• **TASK DETAILS**: Tally the lines of the listing that contain the string "weeds". Give the number and nothing else.

----

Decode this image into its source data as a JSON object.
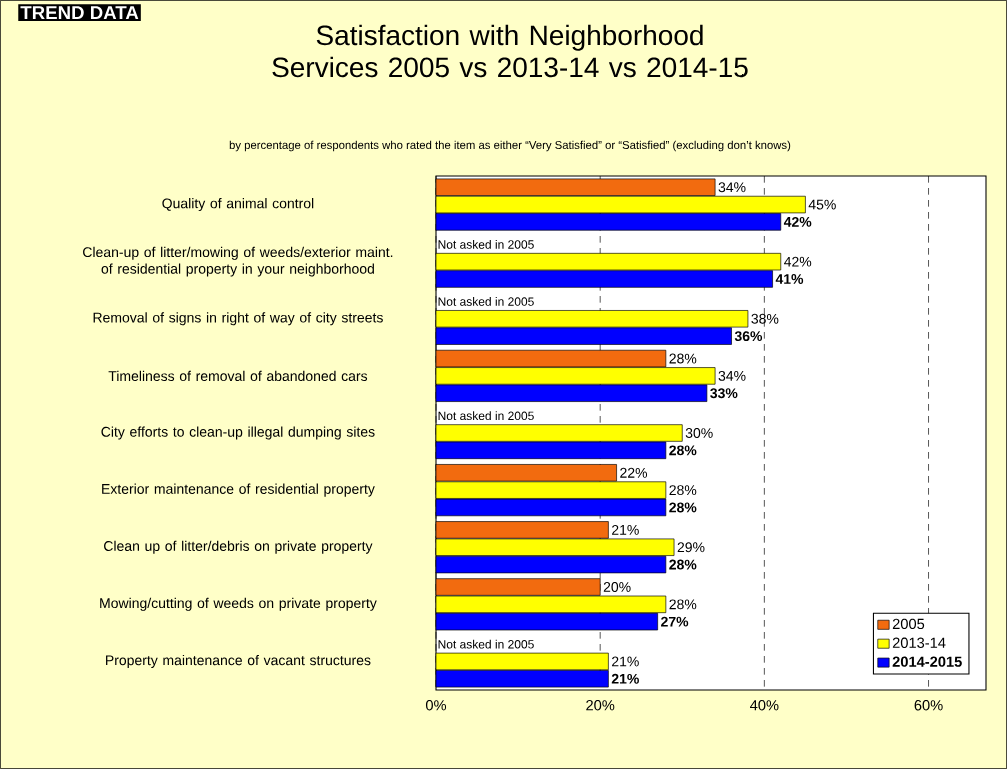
{
  "chart_data": {
    "type": "bar",
    "orientation": "horizontal",
    "title": "Satisfaction with Neighborhood Services 2005 vs 2013-14 vs 2014-15",
    "subtitle": "by percentage of respondents who rated the item as either “Very Satisfied” or “Satisfied” (excluding don’t knows)",
    "categories": [
      "Quality of animal control",
      "Clean-up of litter/mowing of weeds/exterior maint. of residential property in your neighborhood",
      "Removal of signs in right of way of city streets",
      "Timeliness of removal of abandoned cars",
      "City efforts to clean-up illegal dumping sites",
      "Exterior maintenance of residential property",
      "Clean up of litter/debris on private property",
      "Mowing/cutting of weeds on private property",
      "Property maintenance of vacant structures"
    ],
    "series": [
      {
        "name": "2005",
        "color": "#f26b0f",
        "values": [
          34,
          null,
          null,
          28,
          null,
          22,
          21,
          20,
          null
        ],
        "value_labels": [
          "34%",
          "Not asked in 2005",
          "Not asked in 2005",
          "28%",
          "Not asked in 2005",
          "22%",
          "21%",
          "20%",
          "Not asked in 2005"
        ]
      },
      {
        "name": "2013-14",
        "color": "#ffff00",
        "values": [
          45,
          42,
          38,
          34,
          30,
          28,
          29,
          28,
          21
        ],
        "value_labels": [
          "45%",
          "42%",
          "38%",
          "34%",
          "30%",
          "28%",
          "29%",
          "28%",
          "21%"
        ]
      },
      {
        "name": "2014-2015",
        "color": "#0000ff",
        "values": [
          42,
          41,
          36,
          33,
          28,
          28,
          28,
          27,
          21
        ],
        "value_labels": [
          "**42%**",
          "**41%**",
          "**36%**",
          "**33%**",
          "**28%**",
          "**28%**",
          "**28%**",
          "**27%**",
          "**21%**"
        ]
      }
    ],
    "xlim": [
      0,
      67
    ],
    "xticks": [
      {
        "value": 0,
        "label": "0%"
      },
      {
        "value": 20,
        "label": "20%"
      },
      {
        "value": 40,
        "label": "40%"
      },
      {
        "value": 60,
        "label": "60%"
      }
    ],
    "grid": "x",
    "legend": "bottom right",
    "annotations": [
      "TREND DATA"
    ]
  }
}
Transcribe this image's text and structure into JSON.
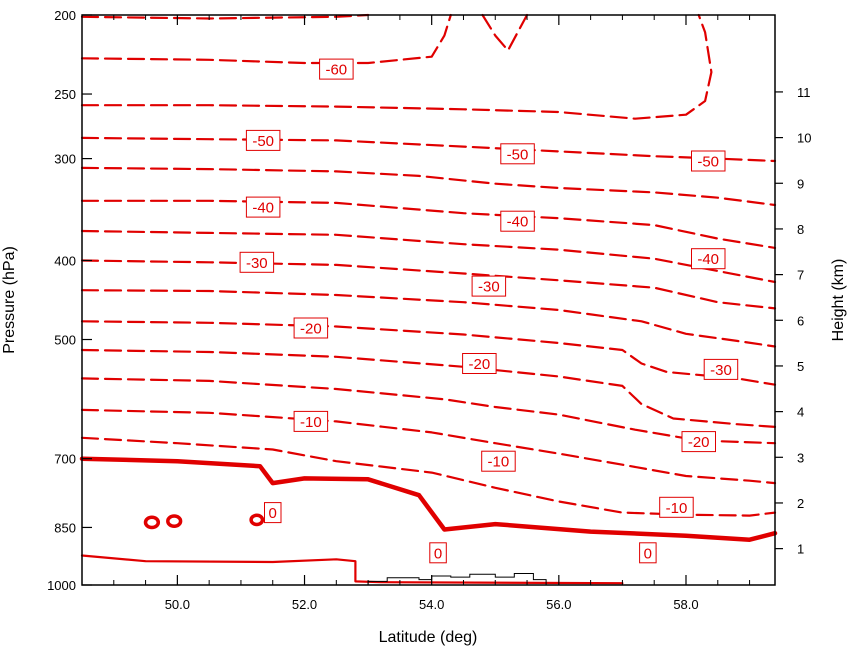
{
  "chart_data": {
    "type": "contour",
    "title": "",
    "xlabel": "Latitude (deg)",
    "ylabel_left": "Pressure (hPa)",
    "ylabel_right": "Height (km)",
    "xlim": [
      48.5,
      59.4
    ],
    "x_ticks": [
      {
        "value": 50,
        "label": "50.0"
      },
      {
        "value": 52,
        "label": "52.0"
      },
      {
        "value": 54,
        "label": "54.0"
      },
      {
        "value": 56,
        "label": "56.0"
      },
      {
        "value": 58,
        "label": "58.0"
      }
    ],
    "left_axis": {
      "scale": "log",
      "ylim_hpa": [
        1000,
        200
      ],
      "ticks": [
        {
          "value": 200,
          "label": "200"
        },
        {
          "value": 250,
          "label": "250"
        },
        {
          "value": 300,
          "label": "300"
        },
        {
          "value": 400,
          "label": "400"
        },
        {
          "value": 500,
          "label": "500"
        },
        {
          "value": 700,
          "label": "700"
        },
        {
          "value": 850,
          "label": "850"
        },
        {
          "value": 1000,
          "label": "1000"
        }
      ]
    },
    "right_axis": {
      "ticks": [
        {
          "value": 1,
          "label": "1"
        },
        {
          "value": 2,
          "label": "2"
        },
        {
          "value": 3,
          "label": "3"
        },
        {
          "value": 4,
          "label": "4"
        },
        {
          "value": 5,
          "label": "5"
        },
        {
          "value": 6,
          "label": "6"
        },
        {
          "value": 7,
          "label": "7"
        },
        {
          "value": 8,
          "label": "8"
        },
        {
          "value": 9,
          "label": "9"
        },
        {
          "value": 10,
          "label": "10"
        },
        {
          "value": 11,
          "label": "11"
        }
      ]
    },
    "line_color": "#e00000",
    "terrain_color": "#000000",
    "contour_lines": [
      {
        "level": -60,
        "style": "dashed",
        "points": [
          [
            48.5,
            201
          ],
          [
            50.5,
            202
          ],
          [
            52.5,
            201
          ],
          [
            53.0,
            200
          ]
        ]
      },
      {
        "level": -60,
        "style": "dashed",
        "points": [
          [
            48.5,
            226
          ],
          [
            50.5,
            227
          ],
          [
            52.0,
            229
          ],
          [
            53.0,
            229
          ],
          [
            54.0,
            225
          ],
          [
            54.2,
            212
          ],
          [
            54.3,
            200
          ]
        ]
      },
      {
        "level": -60,
        "style": "dashed",
        "points": [
          [
            54.8,
            200
          ],
          [
            55.0,
            212
          ],
          [
            55.2,
            221
          ],
          [
            55.5,
            200
          ]
        ]
      },
      {
        "level": -60,
        "style": "dashed",
        "points": [
          [
            48.5,
            258
          ],
          [
            50.5,
            258
          ],
          [
            52.5,
            259
          ],
          [
            54.5,
            261
          ],
          [
            56.0,
            263
          ],
          [
            57.2,
            268
          ],
          [
            58.0,
            265
          ],
          [
            58.3,
            255
          ],
          [
            58.4,
            235
          ],
          [
            58.3,
            210
          ],
          [
            58.2,
            200
          ]
        ]
      },
      {
        "level": -50,
        "style": "dashed",
        "points": [
          [
            48.5,
            283
          ],
          [
            50.5,
            284
          ],
          [
            52.5,
            285
          ],
          [
            54.5,
            290
          ],
          [
            56.0,
            294
          ],
          [
            57.5,
            298
          ],
          [
            58.5,
            300
          ],
          [
            59.4,
            302
          ]
        ]
      },
      {
        "level": -50,
        "style": "dashed",
        "points": [
          [
            48.5,
            308
          ],
          [
            50.5,
            309
          ],
          [
            52.5,
            311
          ],
          [
            53.8,
            315
          ],
          [
            55.0,
            322
          ],
          [
            56.0,
            326
          ],
          [
            57.5,
            330
          ],
          [
            58.5,
            335
          ],
          [
            59.4,
            342
          ]
        ]
      },
      {
        "level": -40,
        "style": "dashed",
        "points": [
          [
            48.5,
            338
          ],
          [
            50.5,
            338
          ],
          [
            52.5,
            340
          ],
          [
            54.5,
            350
          ],
          [
            56.0,
            355
          ],
          [
            57.5,
            362
          ],
          [
            58.5,
            376
          ],
          [
            59.4,
            386
          ]
        ]
      },
      {
        "level": -40,
        "style": "dashed",
        "points": [
          [
            48.5,
            368
          ],
          [
            50.5,
            370
          ],
          [
            52.5,
            372
          ],
          [
            54.5,
            382
          ],
          [
            56.0,
            388
          ],
          [
            57.5,
            398
          ],
          [
            58.5,
            412
          ],
          [
            59.4,
            425
          ]
        ]
      },
      {
        "level": -30,
        "style": "dashed",
        "points": [
          [
            48.5,
            400
          ],
          [
            50.5,
            402
          ],
          [
            52.5,
            405
          ],
          [
            54.5,
            415
          ],
          [
            56.0,
            423
          ],
          [
            57.5,
            432
          ],
          [
            58.5,
            450
          ],
          [
            59.4,
            458
          ]
        ]
      },
      {
        "level": -30,
        "style": "dashed",
        "points": [
          [
            48.5,
            435
          ],
          [
            50.5,
            436
          ],
          [
            52.5,
            441
          ],
          [
            54.5,
            450
          ],
          [
            56.0,
            460
          ],
          [
            57.3,
            475
          ],
          [
            58.0,
            492
          ],
          [
            58.8,
            502
          ],
          [
            59.4,
            510
          ]
        ]
      },
      {
        "level": -20,
        "style": "dashed",
        "points": [
          [
            48.5,
            475
          ],
          [
            50.5,
            477
          ],
          [
            52.5,
            482
          ],
          [
            54.5,
            493
          ],
          [
            56.0,
            505
          ],
          [
            57.0,
            515
          ],
          [
            57.3,
            535
          ],
          [
            57.7,
            548
          ],
          [
            58.8,
            558
          ],
          [
            59.4,
            568
          ]
        ]
      },
      {
        "level": -20,
        "style": "dashed",
        "points": [
          [
            48.5,
            515
          ],
          [
            50.5,
            518
          ],
          [
            52.5,
            525
          ],
          [
            54.5,
            540
          ],
          [
            56.0,
            555
          ],
          [
            57.0,
            570
          ],
          [
            57.3,
            600
          ],
          [
            57.8,
            625
          ],
          [
            58.8,
            635
          ],
          [
            59.4,
            640
          ]
        ]
      },
      {
        "level": -10,
        "style": "dashed",
        "points": [
          [
            48.5,
            558
          ],
          [
            50.5,
            562
          ],
          [
            52.5,
            575
          ],
          [
            54.2,
            592
          ],
          [
            55.0,
            605
          ],
          [
            56.0,
            618
          ],
          [
            57.2,
            645
          ],
          [
            58.2,
            665
          ],
          [
            59.4,
            670
          ]
        ]
      },
      {
        "level": -10,
        "style": "dashed",
        "points": [
          [
            48.5,
            610
          ],
          [
            50.5,
            615
          ],
          [
            52.5,
            630
          ],
          [
            54.0,
            650
          ],
          [
            55.0,
            670
          ],
          [
            56.0,
            690
          ],
          [
            57.0,
            712
          ],
          [
            58.0,
            735
          ],
          [
            59.0,
            745
          ],
          [
            59.4,
            750
          ]
        ]
      },
      {
        "level": -10,
        "style": "dashed",
        "points": [
          [
            48.5,
            660
          ],
          [
            50.0,
            670
          ],
          [
            51.5,
            682
          ],
          [
            52.5,
            705
          ],
          [
            54.0,
            728
          ],
          [
            55.0,
            760
          ],
          [
            56.0,
            790
          ],
          [
            57.0,
            815
          ],
          [
            58.0,
            820
          ],
          [
            59.0,
            822
          ],
          [
            59.4,
            815
          ]
        ]
      },
      {
        "level": 0,
        "style": "thick",
        "points": [
          [
            48.5,
            700
          ],
          [
            50.0,
            705
          ],
          [
            51.3,
            715
          ],
          [
            51.5,
            750
          ],
          [
            52.0,
            740
          ],
          [
            53.0,
            742
          ],
          [
            53.8,
            776
          ],
          [
            54.2,
            855
          ],
          [
            55.0,
            842
          ],
          [
            55.5,
            848
          ],
          [
            56.5,
            860
          ],
          [
            58.0,
            870
          ],
          [
            59.0,
            880
          ],
          [
            59.4,
            864
          ]
        ]
      },
      {
        "level": 0,
        "style": "solid",
        "points": [
          [
            48.5,
            920
          ],
          [
            49.5,
            935
          ],
          [
            51.5,
            937
          ],
          [
            52.5,
            930
          ],
          [
            52.8,
            935
          ],
          [
            52.8,
            990
          ],
          [
            53.2,
            992
          ],
          [
            57.0,
            995
          ]
        ]
      }
    ],
    "small_features": [
      {
        "level": 0,
        "cx": 49.6,
        "cy": 838,
        "r": 0.1
      },
      {
        "level": 0,
        "cx": 49.95,
        "cy": 835,
        "r": 0.1
      },
      {
        "level": 0,
        "cx": 51.25,
        "cy": 832,
        "r": 0.09
      },
      {
        "level": 0,
        "cx": 51.45,
        "cy": 822,
        "r": 0.06
      }
    ],
    "contour_labels": [
      {
        "text": "-60",
        "x": 52.5,
        "y": 233
      },
      {
        "text": "-50",
        "x": 51.35,
        "y": 285
      },
      {
        "text": "-50",
        "x": 55.35,
        "y": 296
      },
      {
        "text": "-50",
        "x": 58.35,
        "y": 302
      },
      {
        "text": "-40",
        "x": 51.35,
        "y": 344
      },
      {
        "text": "-40",
        "x": 55.35,
        "y": 358
      },
      {
        "text": "-40",
        "x": 58.35,
        "y": 398
      },
      {
        "text": "-30",
        "x": 51.25,
        "y": 402
      },
      {
        "text": "-30",
        "x": 54.9,
        "y": 430
      },
      {
        "text": "-30",
        "x": 58.55,
        "y": 544
      },
      {
        "text": "-20",
        "x": 52.1,
        "y": 484
      },
      {
        "text": "-20",
        "x": 54.75,
        "y": 535
      },
      {
        "text": "-20",
        "x": 58.2,
        "y": 667
      },
      {
        "text": "-10",
        "x": 52.1,
        "y": 630
      },
      {
        "text": "-10",
        "x": 55.05,
        "y": 705
      },
      {
        "text": "-10",
        "x": 57.85,
        "y": 803
      },
      {
        "text": "0",
        "x": 51.5,
        "y": 815
      },
      {
        "text": "0",
        "x": 54.1,
        "y": 913
      },
      {
        "text": "0",
        "x": 57.4,
        "y": 913
      }
    ],
    "terrain": [
      [
        52.8,
        1000
      ],
      [
        53.0,
        990
      ],
      [
        53.3,
        980
      ],
      [
        53.8,
        985
      ],
      [
        54.0,
        975
      ],
      [
        54.3,
        978
      ],
      [
        54.6,
        970
      ],
      [
        55.0,
        978
      ],
      [
        55.3,
        968
      ],
      [
        55.6,
        985
      ],
      [
        55.8,
        1000
      ]
    ]
  }
}
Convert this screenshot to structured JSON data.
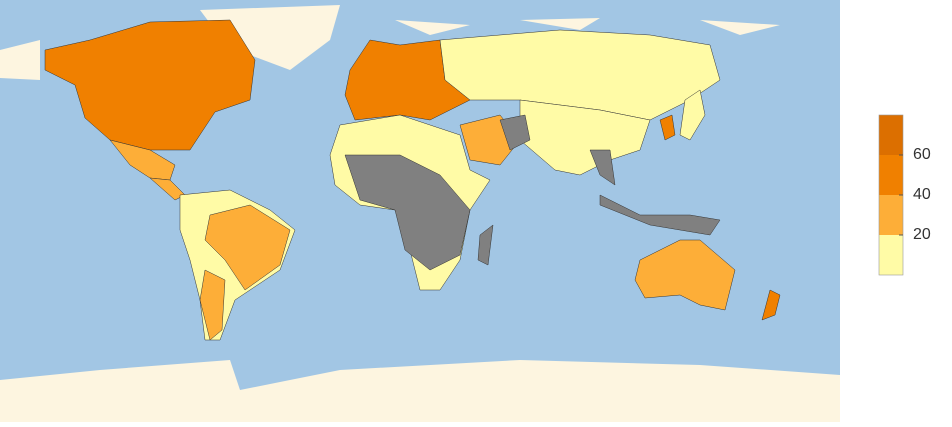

----

• **SOLUTION TO THIS PROBLEM**: 2